DO THIS. Count the lines below that contain the word "type" and give only that number.

— start of MATERIAL PROVIDED —

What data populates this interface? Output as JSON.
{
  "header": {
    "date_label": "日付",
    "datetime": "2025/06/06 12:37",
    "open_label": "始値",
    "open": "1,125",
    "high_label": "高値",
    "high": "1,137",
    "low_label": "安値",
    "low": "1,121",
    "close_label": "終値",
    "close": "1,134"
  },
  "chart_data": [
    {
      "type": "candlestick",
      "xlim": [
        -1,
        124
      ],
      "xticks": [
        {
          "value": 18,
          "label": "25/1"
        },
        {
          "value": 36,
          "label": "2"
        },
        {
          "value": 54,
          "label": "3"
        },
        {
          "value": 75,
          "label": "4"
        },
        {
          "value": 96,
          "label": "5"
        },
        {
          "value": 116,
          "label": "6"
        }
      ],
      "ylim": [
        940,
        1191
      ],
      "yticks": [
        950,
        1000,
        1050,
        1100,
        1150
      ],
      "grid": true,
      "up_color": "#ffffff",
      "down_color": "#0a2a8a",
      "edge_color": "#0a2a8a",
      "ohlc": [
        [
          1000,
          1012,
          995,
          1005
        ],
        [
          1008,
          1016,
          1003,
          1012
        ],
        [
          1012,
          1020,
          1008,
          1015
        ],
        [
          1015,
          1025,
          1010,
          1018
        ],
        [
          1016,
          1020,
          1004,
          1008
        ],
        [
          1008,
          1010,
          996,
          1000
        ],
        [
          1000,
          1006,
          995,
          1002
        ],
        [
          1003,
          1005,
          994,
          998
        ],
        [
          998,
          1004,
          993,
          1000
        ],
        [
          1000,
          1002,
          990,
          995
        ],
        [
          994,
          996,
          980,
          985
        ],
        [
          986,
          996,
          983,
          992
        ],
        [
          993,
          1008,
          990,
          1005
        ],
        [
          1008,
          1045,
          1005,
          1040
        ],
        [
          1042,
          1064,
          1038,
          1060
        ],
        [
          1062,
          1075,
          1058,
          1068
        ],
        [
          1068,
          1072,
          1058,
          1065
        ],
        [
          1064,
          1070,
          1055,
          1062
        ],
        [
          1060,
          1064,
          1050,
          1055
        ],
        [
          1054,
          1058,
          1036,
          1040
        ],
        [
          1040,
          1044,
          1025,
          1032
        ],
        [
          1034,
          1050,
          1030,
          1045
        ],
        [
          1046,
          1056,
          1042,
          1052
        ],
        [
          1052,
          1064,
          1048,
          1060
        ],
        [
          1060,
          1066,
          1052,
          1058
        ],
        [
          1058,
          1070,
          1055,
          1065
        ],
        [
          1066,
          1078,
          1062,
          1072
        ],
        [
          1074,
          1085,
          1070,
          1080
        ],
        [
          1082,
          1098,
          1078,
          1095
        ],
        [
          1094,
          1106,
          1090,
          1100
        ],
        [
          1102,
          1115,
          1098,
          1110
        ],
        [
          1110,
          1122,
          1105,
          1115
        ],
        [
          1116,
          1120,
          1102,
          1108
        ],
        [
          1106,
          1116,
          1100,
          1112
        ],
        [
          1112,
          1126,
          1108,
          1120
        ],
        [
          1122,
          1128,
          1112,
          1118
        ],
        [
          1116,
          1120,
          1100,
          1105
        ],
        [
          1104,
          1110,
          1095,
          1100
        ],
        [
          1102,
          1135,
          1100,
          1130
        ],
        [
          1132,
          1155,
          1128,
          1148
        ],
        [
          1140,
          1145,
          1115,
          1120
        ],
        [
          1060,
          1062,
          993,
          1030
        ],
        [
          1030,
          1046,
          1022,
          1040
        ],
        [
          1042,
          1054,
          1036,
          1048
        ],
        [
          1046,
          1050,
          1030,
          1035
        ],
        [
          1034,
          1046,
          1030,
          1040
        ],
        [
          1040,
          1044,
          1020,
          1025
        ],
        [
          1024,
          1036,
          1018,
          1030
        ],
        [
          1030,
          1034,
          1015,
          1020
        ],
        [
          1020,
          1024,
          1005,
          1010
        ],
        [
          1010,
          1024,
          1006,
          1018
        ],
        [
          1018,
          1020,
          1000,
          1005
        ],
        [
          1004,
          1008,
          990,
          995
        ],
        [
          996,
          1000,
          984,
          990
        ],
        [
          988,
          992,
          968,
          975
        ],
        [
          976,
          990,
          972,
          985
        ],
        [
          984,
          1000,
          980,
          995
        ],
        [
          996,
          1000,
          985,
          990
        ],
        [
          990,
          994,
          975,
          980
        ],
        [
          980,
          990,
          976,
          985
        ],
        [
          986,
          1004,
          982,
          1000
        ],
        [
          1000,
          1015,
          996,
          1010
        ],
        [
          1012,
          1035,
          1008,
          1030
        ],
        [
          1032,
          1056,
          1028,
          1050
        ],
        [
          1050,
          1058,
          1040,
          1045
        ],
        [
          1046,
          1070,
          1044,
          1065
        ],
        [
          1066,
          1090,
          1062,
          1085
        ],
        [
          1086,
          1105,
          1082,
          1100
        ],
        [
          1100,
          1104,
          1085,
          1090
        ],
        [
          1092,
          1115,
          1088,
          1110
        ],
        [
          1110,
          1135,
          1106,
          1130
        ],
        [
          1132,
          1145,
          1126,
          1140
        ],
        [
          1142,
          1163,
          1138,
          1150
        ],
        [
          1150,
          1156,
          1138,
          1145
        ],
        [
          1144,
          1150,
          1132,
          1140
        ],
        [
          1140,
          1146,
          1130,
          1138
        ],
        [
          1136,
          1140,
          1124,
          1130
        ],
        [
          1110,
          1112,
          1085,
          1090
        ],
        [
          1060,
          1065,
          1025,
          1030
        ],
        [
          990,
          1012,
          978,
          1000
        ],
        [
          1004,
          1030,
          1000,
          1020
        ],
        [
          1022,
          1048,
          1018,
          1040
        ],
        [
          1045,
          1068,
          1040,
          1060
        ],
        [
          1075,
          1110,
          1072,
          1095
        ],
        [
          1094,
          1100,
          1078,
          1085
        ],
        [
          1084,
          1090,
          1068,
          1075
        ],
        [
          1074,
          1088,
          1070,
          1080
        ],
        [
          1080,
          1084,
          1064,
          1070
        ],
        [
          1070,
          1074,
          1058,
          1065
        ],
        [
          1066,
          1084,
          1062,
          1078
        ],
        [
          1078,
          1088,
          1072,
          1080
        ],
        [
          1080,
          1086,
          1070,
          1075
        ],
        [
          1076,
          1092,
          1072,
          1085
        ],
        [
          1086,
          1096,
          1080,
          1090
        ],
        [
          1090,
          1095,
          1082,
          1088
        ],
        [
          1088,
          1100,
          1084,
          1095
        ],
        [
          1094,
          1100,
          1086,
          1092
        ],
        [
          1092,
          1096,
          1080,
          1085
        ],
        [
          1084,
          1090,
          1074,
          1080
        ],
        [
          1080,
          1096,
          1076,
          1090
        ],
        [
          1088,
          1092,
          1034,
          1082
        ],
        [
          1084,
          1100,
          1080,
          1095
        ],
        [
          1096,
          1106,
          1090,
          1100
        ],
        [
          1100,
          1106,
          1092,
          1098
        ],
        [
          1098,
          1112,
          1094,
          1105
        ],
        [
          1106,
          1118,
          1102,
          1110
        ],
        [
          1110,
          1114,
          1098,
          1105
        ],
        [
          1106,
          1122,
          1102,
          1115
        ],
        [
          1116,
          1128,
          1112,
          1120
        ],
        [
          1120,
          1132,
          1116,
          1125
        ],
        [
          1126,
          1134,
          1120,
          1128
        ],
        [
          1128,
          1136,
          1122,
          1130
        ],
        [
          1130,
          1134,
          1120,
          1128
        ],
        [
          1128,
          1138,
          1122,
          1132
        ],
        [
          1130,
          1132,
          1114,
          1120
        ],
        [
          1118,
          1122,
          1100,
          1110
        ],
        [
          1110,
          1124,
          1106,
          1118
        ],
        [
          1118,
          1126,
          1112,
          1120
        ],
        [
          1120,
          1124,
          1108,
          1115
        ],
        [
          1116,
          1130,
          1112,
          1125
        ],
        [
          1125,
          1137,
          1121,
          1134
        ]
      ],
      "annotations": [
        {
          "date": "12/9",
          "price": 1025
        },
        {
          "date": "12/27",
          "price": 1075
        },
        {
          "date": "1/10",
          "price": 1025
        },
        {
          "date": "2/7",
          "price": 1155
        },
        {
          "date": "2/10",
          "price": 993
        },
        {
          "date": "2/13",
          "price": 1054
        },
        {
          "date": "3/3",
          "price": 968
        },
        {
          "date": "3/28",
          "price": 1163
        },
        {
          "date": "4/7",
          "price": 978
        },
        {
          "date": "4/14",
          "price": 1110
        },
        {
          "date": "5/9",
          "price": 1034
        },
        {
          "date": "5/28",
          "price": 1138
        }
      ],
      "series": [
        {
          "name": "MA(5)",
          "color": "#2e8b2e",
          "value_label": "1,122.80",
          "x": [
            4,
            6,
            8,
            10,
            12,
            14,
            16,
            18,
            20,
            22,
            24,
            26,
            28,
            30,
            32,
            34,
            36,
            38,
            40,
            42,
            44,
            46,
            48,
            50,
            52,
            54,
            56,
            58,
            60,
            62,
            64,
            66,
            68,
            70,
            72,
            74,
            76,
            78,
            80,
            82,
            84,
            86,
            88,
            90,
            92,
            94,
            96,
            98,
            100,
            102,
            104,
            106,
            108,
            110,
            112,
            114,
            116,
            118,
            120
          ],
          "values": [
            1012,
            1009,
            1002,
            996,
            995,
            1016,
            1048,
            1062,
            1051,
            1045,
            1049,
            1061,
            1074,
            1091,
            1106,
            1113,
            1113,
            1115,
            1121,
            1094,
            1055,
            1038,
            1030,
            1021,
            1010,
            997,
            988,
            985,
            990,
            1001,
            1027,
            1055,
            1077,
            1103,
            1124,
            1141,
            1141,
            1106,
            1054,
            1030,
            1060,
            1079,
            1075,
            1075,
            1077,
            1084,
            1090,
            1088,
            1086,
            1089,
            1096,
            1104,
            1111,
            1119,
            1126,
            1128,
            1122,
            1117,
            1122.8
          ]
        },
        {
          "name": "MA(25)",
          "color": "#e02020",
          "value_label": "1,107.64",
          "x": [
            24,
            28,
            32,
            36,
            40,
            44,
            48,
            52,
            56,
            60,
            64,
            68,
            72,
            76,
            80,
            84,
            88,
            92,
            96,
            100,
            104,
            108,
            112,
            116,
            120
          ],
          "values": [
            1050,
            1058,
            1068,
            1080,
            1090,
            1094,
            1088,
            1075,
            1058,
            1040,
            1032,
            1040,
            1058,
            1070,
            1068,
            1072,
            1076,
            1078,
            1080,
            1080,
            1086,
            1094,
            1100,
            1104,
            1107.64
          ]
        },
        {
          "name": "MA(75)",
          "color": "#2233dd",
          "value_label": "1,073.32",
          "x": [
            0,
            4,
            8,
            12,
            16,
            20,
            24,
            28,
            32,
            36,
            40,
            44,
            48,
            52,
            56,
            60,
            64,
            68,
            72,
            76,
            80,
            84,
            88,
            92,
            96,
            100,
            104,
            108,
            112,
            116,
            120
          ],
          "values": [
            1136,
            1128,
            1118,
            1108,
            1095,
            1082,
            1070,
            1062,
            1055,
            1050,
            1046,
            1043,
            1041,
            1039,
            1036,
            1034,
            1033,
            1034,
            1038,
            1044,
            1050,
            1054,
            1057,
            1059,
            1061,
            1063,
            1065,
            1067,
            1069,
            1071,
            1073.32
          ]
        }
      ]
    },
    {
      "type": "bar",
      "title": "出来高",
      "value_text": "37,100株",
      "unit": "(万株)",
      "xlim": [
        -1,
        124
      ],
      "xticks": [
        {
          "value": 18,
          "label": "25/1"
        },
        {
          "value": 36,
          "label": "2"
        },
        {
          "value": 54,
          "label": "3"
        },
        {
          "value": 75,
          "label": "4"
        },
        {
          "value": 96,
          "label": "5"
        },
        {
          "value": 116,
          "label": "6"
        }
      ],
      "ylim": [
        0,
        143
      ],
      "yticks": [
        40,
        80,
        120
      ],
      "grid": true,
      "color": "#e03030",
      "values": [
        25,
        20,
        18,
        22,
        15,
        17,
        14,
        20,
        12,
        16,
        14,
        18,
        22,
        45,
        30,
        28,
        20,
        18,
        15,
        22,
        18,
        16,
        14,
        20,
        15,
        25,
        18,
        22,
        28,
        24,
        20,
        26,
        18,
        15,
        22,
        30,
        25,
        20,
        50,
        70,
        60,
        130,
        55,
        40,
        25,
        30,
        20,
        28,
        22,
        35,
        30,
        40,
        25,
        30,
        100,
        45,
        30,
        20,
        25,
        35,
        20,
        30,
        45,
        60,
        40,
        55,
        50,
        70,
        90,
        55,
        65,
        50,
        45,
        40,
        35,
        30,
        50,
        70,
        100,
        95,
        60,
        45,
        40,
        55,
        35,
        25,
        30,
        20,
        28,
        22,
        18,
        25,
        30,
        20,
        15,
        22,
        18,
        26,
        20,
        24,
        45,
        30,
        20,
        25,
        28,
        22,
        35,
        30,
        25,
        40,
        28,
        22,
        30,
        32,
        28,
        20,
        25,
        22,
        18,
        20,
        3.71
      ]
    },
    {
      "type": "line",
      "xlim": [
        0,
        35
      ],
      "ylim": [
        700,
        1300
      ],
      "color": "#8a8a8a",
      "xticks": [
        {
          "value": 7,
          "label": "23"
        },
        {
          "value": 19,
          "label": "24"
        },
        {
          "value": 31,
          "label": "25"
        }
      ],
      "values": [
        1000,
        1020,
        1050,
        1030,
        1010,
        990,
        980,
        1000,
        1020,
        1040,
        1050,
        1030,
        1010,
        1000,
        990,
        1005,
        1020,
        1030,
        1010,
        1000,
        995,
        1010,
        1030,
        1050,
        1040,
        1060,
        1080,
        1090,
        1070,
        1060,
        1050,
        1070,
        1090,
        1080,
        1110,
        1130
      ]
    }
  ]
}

— end of MATERIAL PROVIDED —

EXERCISE OUTPUT. 3